Data entries
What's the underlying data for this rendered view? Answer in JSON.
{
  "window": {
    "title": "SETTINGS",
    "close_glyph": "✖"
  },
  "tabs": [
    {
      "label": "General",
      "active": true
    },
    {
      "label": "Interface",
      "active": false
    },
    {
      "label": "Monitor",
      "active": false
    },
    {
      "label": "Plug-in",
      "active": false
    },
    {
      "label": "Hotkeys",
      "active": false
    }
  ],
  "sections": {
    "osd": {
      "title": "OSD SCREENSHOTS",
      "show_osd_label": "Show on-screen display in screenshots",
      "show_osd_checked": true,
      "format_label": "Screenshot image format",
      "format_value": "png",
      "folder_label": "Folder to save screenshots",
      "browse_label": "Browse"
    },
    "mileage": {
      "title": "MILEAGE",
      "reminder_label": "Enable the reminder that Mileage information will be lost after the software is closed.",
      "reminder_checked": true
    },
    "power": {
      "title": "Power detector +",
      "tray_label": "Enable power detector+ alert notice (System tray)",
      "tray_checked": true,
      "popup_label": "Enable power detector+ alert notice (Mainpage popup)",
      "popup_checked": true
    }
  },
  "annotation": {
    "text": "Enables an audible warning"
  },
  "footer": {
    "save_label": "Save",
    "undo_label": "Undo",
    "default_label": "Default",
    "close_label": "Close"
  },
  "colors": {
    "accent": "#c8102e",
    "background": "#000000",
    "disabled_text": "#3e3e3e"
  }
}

SHORT EXERCISE → Find each line that has the word "notice", then copy it out.

FULL SOLUTION →
      "tray_label": "Enable power detector+ alert notice (System tray)",
      "popup_label": "Enable power detector+ alert notice (Mainpage popup)",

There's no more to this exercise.